Lines of the data that contain the word "Seminarium" are the ones to copy.

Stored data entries
-------------------------

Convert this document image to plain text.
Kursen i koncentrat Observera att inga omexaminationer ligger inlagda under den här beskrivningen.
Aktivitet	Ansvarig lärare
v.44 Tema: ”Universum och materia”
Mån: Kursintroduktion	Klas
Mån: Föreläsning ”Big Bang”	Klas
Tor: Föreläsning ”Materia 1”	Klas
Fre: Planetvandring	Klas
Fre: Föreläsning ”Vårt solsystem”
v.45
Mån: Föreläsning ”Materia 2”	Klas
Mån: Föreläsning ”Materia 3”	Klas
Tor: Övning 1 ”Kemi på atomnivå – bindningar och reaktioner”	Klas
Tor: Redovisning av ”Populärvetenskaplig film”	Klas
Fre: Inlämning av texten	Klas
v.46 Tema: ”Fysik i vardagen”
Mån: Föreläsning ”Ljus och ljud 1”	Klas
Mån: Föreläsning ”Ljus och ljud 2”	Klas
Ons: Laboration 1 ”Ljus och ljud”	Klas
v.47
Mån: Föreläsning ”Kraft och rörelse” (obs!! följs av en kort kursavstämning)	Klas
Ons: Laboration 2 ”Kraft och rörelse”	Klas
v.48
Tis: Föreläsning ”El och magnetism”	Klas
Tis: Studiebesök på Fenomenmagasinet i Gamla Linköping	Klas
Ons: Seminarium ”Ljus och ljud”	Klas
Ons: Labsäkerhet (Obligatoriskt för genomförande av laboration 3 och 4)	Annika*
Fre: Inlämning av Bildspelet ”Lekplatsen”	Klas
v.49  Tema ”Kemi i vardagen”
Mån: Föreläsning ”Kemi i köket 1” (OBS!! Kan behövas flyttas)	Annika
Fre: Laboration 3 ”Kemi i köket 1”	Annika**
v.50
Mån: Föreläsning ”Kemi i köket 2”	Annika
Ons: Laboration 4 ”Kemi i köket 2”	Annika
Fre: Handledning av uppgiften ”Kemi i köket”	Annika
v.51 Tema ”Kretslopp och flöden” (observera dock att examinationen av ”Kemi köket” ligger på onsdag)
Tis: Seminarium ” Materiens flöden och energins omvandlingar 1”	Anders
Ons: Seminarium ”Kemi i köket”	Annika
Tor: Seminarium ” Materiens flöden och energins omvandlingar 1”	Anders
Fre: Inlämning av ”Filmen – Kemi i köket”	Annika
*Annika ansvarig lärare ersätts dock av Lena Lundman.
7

-------------------------

*Completed task*
Ons: Seminarium ”Ljus och ljud”	Klas
Tis: Seminarium ” Materiens flöden och energins omvandlingar 1”	Anders
Ons: Seminarium ”Kemi i köket”	Annika
Tor: Seminarium ” Materiens flöden och energins omvandlingar 1”	Anders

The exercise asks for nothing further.